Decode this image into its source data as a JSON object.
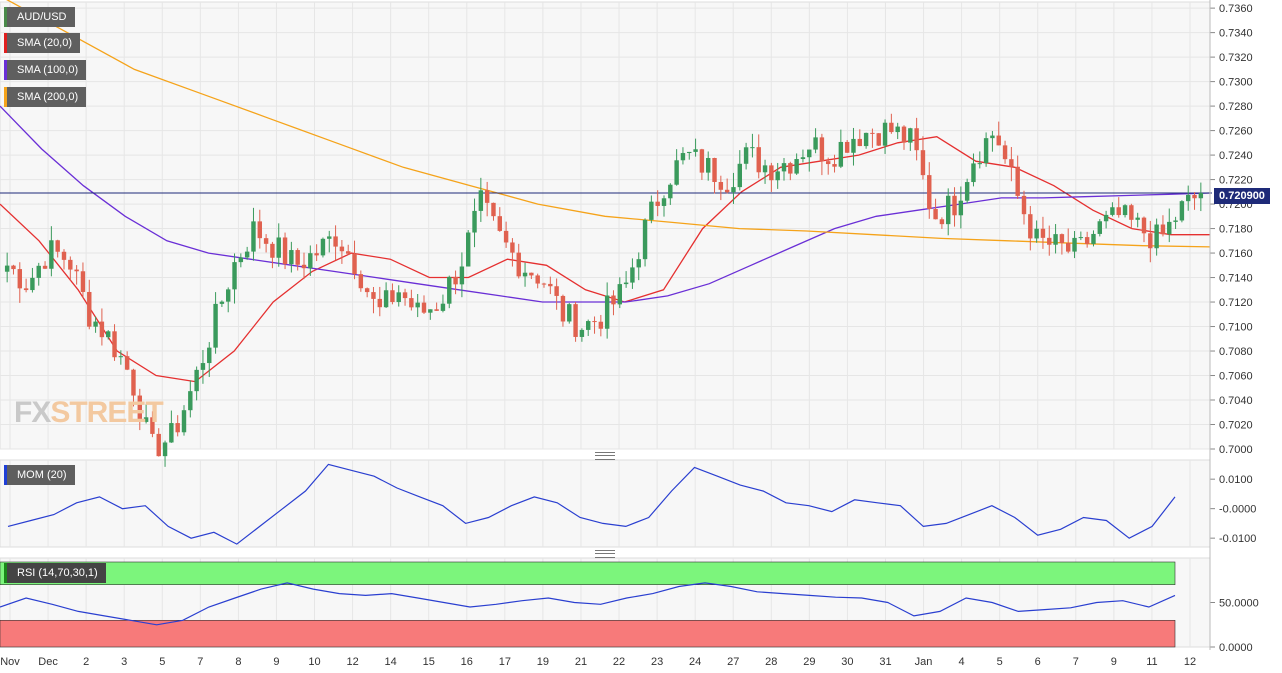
{
  "labels": {
    "symbol": "AUD/USD",
    "sma20": "SMA (20,0)",
    "sma100": "SMA (100,0)",
    "sma200": "SMA (200,0)",
    "mom": "MOM (20)",
    "rsi": "RSI (14,70,30,1)",
    "last_price": "0.720900",
    "watermark_fx": "FX",
    "watermark_street": "STREET"
  },
  "colors": {
    "up": "#3a9a5c",
    "down": "#e0614f",
    "sma20": "#e53030",
    "sma100": "#6a2fd6",
    "sma200": "#f5a31a",
    "mom": "#2a3fd0",
    "rsi": "#2a3fd0",
    "overbought": "#7cf57c",
    "oversold": "#f77a7a",
    "price_line": "#1e2a78"
  },
  "chart_data": [
    {
      "type": "candlestick",
      "title": "AUD/USD",
      "ylim": [
        0.7,
        0.7365
      ],
      "grid": true,
      "x_ticks": [
        "Nov",
        "Dec",
        "2",
        "3",
        "5",
        "7",
        "8",
        "9",
        "10",
        "12",
        "14",
        "15",
        "16",
        "17",
        "19",
        "21",
        "22",
        "23",
        "24",
        "27",
        "28",
        "29",
        "30",
        "31",
        "Jan",
        "4",
        "5",
        "6",
        "7",
        "9",
        "11",
        "12"
      ],
      "y_ticks": [
        "0.7360",
        "0.7340",
        "0.7320",
        "0.7300",
        "0.7280",
        "0.7260",
        "0.7240",
        "0.7220",
        "0.7200",
        "0.7180",
        "0.7160",
        "0.7140",
        "0.7120",
        "0.7100",
        "0.7080",
        "0.7060",
        "0.7040",
        "0.7020",
        "0.7000"
      ],
      "last_price": 0.7209,
      "close_anchors": [
        0.715,
        0.7135,
        0.7162,
        0.7155,
        0.711,
        0.709,
        0.706,
        0.7,
        0.701,
        0.705,
        0.71,
        0.715,
        0.718,
        0.7165,
        0.715,
        0.716,
        0.7175,
        0.715,
        0.711,
        0.713,
        0.711,
        0.712,
        0.715,
        0.72,
        0.717,
        0.715,
        0.714,
        0.711,
        0.71,
        0.711,
        0.713,
        0.718,
        0.722,
        0.724,
        0.723,
        0.722,
        0.724,
        0.723,
        0.7235,
        0.725,
        0.724,
        0.7255,
        0.726,
        0.726,
        0.725,
        0.719,
        0.72,
        0.724,
        0.726,
        0.721,
        0.717,
        0.7165,
        0.716,
        0.718,
        0.719,
        0.718,
        0.717,
        0.7195,
        0.7209
      ],
      "series": [
        {
          "name": "SMA (20,0)",
          "values": [
            0.72,
            0.717,
            0.713,
            0.708,
            0.706,
            0.7055,
            0.708,
            0.712,
            0.7145,
            0.716,
            0.7155,
            0.714,
            0.714,
            0.7155,
            0.715,
            0.713,
            0.712,
            0.713,
            0.718,
            0.721,
            0.723,
            0.7235,
            0.724,
            0.725,
            0.7255,
            0.7235,
            0.723,
            0.7215,
            0.7195,
            0.718,
            0.7175,
            0.7175
          ]
        },
        {
          "name": "SMA (100,0)",
          "values": [
            0.728,
            0.7245,
            0.7215,
            0.719,
            0.717,
            0.716,
            0.7155,
            0.715,
            0.7145,
            0.714,
            0.7135,
            0.713,
            0.7125,
            0.712,
            0.712,
            0.712,
            0.7125,
            0.7135,
            0.715,
            0.7165,
            0.718,
            0.719,
            0.7195,
            0.72,
            0.7205,
            0.7205,
            0.7206,
            0.7207,
            0.7208,
            0.7209
          ]
        },
        {
          "name": "SMA (200,0)",
          "values": [
            0.737,
            0.734,
            0.731,
            0.729,
            0.727,
            0.725,
            0.723,
            0.7215,
            0.72,
            0.719,
            0.7185,
            0.718,
            0.7178,
            0.7175,
            0.7172,
            0.717,
            0.7168,
            0.7166,
            0.7165
          ]
        }
      ]
    },
    {
      "type": "line",
      "title": "MOM (20)",
      "ylim": [
        -0.013,
        0.0165
      ],
      "y_ticks": [
        "0.0100",
        "-0.0000",
        "-0.0100"
      ],
      "series": [
        {
          "name": "MOM (20)",
          "values": [
            -0.006,
            -0.004,
            -0.002,
            0.002,
            0.004,
            0.0,
            0.001,
            -0.006,
            -0.01,
            -0.008,
            -0.012,
            -0.006,
            0.0,
            0.006,
            0.015,
            0.013,
            0.011,
            0.007,
            0.004,
            0.001,
            -0.005,
            -0.003,
            0.001,
            0.004,
            0.002,
            -0.003,
            -0.005,
            -0.006,
            -0.003,
            0.006,
            0.014,
            0.011,
            0.008,
            0.006,
            0.002,
            0.001,
            -0.001,
            0.003,
            0.002,
            0.001,
            -0.006,
            -0.005,
            -0.002,
            0.001,
            -0.003,
            -0.009,
            -0.007,
            -0.003,
            -0.004,
            -0.01,
            -0.006,
            0.004
          ]
        }
      ]
    },
    {
      "type": "line",
      "title": "RSI (14,70,30,1)",
      "ylim": [
        0,
        100
      ],
      "y_ticks": [
        "50.0000",
        "0.0000"
      ],
      "overbought": 70,
      "oversold": 30,
      "series": [
        {
          "name": "RSI (14,70,30,1)",
          "values": [
            45,
            55,
            48,
            40,
            35,
            30,
            25,
            30,
            45,
            55,
            65,
            72,
            65,
            60,
            58,
            60,
            55,
            50,
            45,
            48,
            52,
            55,
            50,
            48,
            55,
            60,
            68,
            72,
            68,
            62,
            60,
            58,
            56,
            55,
            50,
            35,
            40,
            55,
            50,
            40,
            42,
            44,
            50,
            52,
            45,
            58
          ]
        }
      ]
    }
  ]
}
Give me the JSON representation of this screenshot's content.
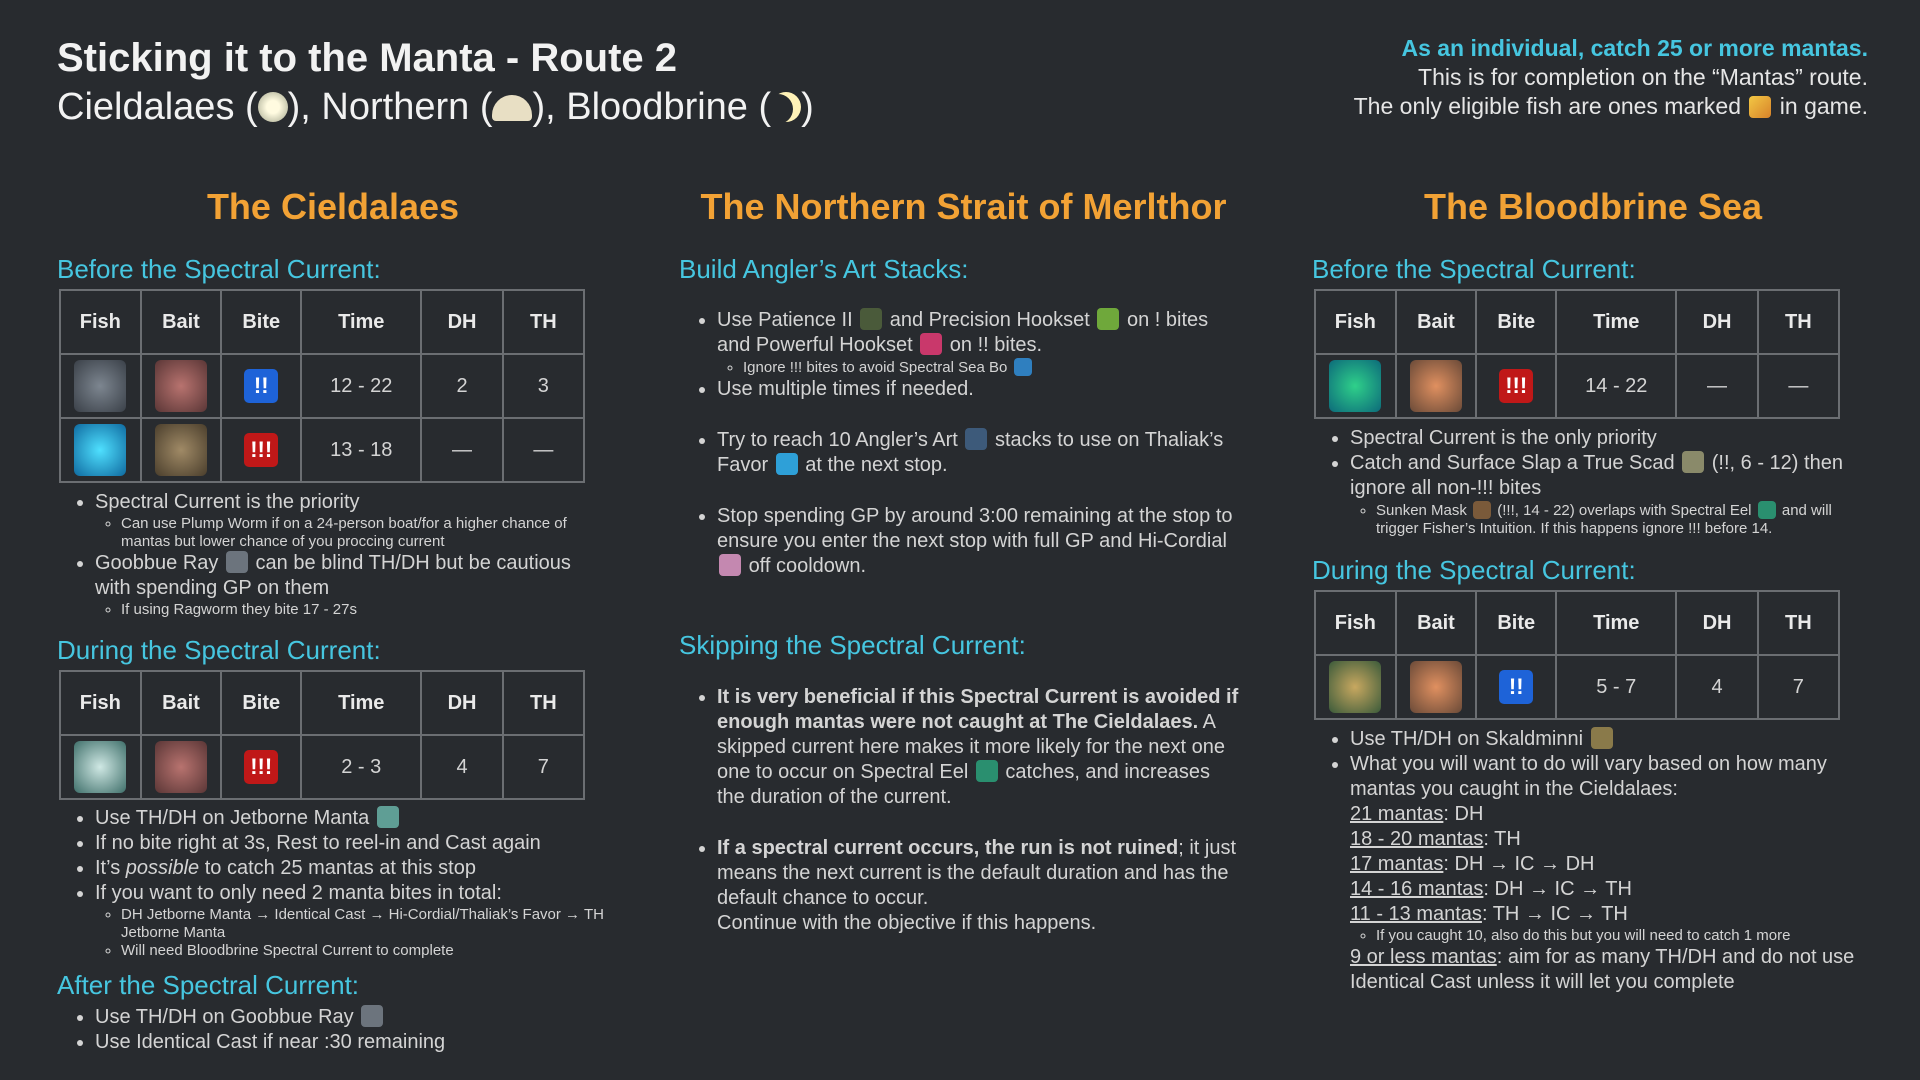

----

Copy out every line of the listing that includes the string "JSON".

Decode this image into its source data as a JSON object.
Give me the JSON representation of this screenshot's content.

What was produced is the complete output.